→ **Exercise directions**:
Find the string "screenshot" in the listing and report every line that has it.

Records excerpted from a collection:
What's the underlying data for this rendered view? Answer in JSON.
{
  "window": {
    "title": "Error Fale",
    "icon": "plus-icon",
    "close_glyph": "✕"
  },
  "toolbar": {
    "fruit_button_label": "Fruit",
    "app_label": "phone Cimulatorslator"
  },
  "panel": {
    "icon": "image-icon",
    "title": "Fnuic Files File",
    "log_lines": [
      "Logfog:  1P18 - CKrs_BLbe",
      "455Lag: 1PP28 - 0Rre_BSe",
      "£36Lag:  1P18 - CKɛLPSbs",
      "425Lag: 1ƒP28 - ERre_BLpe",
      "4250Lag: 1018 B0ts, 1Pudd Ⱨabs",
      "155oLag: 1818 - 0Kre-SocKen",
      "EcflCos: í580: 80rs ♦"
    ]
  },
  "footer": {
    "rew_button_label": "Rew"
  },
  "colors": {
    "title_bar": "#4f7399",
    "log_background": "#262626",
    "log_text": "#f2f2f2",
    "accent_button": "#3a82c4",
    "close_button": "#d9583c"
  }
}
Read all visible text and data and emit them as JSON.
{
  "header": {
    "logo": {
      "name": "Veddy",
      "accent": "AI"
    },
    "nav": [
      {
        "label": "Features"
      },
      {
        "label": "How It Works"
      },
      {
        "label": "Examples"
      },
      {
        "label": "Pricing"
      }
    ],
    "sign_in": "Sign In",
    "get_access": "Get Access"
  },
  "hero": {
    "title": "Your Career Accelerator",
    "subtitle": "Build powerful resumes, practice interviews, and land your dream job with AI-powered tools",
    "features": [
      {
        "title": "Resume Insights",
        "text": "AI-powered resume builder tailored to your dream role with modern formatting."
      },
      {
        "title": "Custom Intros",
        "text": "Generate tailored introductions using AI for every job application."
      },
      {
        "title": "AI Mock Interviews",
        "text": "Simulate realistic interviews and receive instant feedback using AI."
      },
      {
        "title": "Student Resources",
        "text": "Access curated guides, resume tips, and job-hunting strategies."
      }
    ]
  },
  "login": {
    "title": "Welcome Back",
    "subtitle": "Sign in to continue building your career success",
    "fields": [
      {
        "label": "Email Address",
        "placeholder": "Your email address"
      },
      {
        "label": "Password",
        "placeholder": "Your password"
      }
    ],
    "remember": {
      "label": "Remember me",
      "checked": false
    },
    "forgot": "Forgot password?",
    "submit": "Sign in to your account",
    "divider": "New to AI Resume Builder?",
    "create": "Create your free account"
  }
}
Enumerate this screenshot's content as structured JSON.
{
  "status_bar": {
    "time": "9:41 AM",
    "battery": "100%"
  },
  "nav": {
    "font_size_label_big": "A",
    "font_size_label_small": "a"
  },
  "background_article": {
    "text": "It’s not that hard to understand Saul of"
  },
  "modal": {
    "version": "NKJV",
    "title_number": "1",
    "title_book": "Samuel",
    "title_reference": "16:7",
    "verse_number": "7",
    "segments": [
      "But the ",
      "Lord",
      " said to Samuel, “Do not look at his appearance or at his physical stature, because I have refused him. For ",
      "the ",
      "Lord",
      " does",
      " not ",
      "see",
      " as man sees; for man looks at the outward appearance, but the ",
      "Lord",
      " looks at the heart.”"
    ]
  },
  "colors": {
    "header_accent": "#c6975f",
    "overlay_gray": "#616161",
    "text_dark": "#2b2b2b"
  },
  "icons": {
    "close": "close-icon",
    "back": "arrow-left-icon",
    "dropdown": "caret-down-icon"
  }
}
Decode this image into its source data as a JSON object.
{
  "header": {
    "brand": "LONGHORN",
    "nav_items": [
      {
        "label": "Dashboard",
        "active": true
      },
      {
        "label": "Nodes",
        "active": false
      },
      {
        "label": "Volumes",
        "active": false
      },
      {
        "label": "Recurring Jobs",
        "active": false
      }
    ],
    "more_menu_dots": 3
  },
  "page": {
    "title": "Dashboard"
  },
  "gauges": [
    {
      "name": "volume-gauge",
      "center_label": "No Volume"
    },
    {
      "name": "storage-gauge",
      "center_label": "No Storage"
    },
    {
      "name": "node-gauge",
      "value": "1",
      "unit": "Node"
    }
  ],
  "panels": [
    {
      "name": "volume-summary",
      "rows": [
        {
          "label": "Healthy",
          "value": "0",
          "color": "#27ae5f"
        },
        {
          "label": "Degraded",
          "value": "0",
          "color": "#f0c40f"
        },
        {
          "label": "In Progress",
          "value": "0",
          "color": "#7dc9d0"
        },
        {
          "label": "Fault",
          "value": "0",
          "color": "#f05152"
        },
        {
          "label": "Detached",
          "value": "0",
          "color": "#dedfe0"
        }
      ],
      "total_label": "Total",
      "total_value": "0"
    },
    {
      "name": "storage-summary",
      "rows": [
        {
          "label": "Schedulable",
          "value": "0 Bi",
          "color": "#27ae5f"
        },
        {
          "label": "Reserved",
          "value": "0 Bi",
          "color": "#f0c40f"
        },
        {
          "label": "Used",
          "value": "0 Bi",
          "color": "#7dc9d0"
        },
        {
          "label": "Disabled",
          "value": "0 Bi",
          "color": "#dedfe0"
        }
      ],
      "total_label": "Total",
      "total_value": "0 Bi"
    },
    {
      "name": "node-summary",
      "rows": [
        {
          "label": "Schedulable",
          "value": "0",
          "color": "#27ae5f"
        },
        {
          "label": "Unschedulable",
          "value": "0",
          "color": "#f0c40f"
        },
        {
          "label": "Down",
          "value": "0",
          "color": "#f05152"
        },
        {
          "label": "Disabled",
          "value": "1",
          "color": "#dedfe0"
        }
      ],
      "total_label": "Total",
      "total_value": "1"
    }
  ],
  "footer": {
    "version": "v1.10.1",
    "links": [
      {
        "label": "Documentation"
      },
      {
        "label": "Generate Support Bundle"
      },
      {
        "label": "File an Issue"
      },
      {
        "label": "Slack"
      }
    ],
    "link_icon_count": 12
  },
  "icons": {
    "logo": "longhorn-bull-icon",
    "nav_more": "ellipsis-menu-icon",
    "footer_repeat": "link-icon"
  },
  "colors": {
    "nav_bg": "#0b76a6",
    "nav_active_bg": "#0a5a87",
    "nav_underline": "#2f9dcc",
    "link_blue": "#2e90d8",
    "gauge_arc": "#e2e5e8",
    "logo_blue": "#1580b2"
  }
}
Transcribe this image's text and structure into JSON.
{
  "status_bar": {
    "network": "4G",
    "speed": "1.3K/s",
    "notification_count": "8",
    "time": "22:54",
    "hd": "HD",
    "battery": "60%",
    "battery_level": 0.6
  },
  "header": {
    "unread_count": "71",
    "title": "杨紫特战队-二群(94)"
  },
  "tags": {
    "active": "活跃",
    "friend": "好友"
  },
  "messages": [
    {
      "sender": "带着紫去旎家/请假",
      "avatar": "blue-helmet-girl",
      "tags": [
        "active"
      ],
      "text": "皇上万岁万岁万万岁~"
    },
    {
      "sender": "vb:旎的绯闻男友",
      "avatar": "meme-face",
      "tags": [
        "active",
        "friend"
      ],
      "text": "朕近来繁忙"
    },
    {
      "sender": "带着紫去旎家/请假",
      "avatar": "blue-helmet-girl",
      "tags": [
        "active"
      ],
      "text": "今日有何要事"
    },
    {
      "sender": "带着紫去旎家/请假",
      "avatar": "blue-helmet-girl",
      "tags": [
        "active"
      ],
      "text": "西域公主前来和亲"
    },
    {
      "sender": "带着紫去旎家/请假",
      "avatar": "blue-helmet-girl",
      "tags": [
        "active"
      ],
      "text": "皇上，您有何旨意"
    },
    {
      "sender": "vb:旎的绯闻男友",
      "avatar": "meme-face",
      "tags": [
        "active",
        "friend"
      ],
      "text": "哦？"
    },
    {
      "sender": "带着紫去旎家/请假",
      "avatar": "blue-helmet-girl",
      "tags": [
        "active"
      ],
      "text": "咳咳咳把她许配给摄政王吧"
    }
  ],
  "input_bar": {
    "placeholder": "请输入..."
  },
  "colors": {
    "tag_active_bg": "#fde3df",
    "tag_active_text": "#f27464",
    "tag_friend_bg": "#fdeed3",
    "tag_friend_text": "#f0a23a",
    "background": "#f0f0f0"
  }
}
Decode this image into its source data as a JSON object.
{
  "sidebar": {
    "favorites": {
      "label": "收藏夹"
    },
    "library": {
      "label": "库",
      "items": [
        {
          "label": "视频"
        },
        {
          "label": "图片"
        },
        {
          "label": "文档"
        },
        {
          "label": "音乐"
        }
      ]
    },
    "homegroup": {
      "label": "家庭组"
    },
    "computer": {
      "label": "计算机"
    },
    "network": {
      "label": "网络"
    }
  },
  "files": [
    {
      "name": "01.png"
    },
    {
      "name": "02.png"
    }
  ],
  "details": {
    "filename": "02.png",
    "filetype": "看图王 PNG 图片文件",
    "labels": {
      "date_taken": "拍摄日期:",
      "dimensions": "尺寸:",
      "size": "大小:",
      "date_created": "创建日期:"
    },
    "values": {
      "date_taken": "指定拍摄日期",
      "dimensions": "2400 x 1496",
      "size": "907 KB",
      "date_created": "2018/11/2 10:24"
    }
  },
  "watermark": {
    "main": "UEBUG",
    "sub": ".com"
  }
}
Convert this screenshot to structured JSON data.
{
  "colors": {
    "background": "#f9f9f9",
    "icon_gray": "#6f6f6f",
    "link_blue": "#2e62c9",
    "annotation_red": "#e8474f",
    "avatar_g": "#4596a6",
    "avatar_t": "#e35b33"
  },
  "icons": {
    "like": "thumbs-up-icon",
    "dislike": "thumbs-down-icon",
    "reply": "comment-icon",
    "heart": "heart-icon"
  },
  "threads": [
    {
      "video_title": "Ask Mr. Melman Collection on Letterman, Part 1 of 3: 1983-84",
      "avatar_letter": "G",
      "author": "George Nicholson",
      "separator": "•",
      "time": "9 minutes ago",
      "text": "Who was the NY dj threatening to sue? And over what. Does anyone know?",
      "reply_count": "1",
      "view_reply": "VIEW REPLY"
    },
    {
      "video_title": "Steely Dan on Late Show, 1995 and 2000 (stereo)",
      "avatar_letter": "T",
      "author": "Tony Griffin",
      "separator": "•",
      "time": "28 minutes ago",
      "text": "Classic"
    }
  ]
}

→ **Response to this exercise**:
Enumerate this screenshot's content as structured JSON.
Convert this screenshot to structured JSON data.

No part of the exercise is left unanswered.